REQUIRED WORK - Would you return all of this data exactly, leaving nothing out?

STORED ROWS -
╭──
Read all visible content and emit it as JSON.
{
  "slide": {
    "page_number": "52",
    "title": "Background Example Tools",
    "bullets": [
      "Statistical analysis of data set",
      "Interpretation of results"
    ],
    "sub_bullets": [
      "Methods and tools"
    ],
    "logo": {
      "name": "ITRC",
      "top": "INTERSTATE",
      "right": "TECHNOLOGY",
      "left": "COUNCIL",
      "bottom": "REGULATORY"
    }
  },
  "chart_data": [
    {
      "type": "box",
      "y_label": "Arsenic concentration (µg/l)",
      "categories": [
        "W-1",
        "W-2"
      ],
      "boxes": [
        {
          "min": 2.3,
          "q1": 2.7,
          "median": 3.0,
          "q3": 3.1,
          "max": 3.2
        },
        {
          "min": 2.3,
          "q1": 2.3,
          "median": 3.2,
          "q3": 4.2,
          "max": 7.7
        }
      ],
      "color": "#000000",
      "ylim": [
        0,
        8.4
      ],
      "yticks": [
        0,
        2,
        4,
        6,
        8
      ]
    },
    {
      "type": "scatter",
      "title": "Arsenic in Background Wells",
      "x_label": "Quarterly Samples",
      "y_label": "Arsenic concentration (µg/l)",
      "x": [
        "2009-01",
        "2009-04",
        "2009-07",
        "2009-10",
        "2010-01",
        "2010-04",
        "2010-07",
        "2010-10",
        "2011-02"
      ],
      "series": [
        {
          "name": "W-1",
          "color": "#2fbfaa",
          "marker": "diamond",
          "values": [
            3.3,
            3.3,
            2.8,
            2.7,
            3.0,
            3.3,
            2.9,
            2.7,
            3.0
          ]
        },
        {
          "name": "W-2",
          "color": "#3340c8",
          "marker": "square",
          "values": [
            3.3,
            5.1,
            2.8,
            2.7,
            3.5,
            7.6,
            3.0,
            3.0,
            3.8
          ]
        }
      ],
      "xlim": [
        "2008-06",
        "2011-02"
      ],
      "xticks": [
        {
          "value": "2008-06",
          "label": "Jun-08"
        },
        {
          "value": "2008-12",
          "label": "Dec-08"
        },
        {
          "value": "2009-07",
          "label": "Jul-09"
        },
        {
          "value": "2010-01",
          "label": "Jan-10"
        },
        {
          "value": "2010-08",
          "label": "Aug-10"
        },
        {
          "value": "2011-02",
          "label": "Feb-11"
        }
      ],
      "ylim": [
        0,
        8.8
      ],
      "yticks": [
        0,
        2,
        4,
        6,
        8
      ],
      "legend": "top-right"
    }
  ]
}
╰──
CORRECT RESPONSE -
Read all visible content and emit it as JSON.
{
  "slide": {
    "page_number": "52",
    "title": "Background Example Tools",
    "bullets": [
      "Statistical analysis of data set",
      "Interpretation of results"
    ],
    "sub_bullets": [
      "Methods and tools"
    ],
    "logo": {
      "name": "ITRC",
      "top": "INTERSTATE",
      "right": "TECHNOLOGY",
      "left": "COUNCIL",
      "bottom": "REGULATORY"
    }
  },
  "chart_data": [
    {
      "type": "box",
      "y_label": "Arsenic concentration (µg/l)",
      "categories": [
        "W-1",
        "W-2"
      ],
      "boxes": [
        {
          "min": 2.3,
          "q1": 2.7,
          "median": 3.0,
          "q3": 3.1,
          "max": 3.2
        },
        {
          "min": 2.3,
          "q1": 2.3,
          "median": 3.2,
          "q3": 4.2,
          "max": 7.7
        }
      ],
      "color": "#000000",
      "ylim": [
        0,
        8.4
      ],
      "yticks": [
        0,
        2,
        4,
        6,
        8
      ]
    },
    {
      "type": "scatter",
      "title": "Arsenic in Background Wells",
      "x_label": "Quarterly Samples",
      "y_label": "Arsenic concentration (µg/l)",
      "x": [
        "2009-01",
        "2009-04",
        "2009-07",
        "2009-10",
        "2010-01",
        "2010-04",
        "2010-07",
        "2010-10",
        "2011-02"
      ],
      "series": [
        {
          "name": "W-1",
          "color": "#2fbfaa",
          "marker": "diamond",
          "values": [
            3.3,
            3.3,
            2.8,
            2.7,
            3.0,
            3.3,
            2.9,
            2.7,
            3.0
          ]
        },
        {
          "name": "W-2",
          "color": "#3340c8",
          "marker": "square",
          "values": [
            3.3,
            5.1,
            2.8,
            2.7,
            3.5,
            7.6,
            3.0,
            3.0,
            3.8
          ]
        }
      ],
      "xlim": [
        "2008-06",
        "2011-02"
      ],
      "xticks": [
        {
          "value": "2008-06",
          "label": "Jun-08"
        },
        {
          "value": "2008-12",
          "label": "Dec-08"
        },
        {
          "value": "2009-07",
          "label": "Jul-09"
        },
        {
          "value": "2010-01",
          "label": "Jan-10"
        },
        {
          "value": "2010-08",
          "label": "Aug-10"
        },
        {
          "value": "2011-02",
          "label": "Feb-11"
        }
      ],
      "ylim": [
        0,
        8.8
      ],
      "yticks": [
        0,
        2,
        4,
        6,
        8
      ],
      "legend": "top-right"
    }
  ]
}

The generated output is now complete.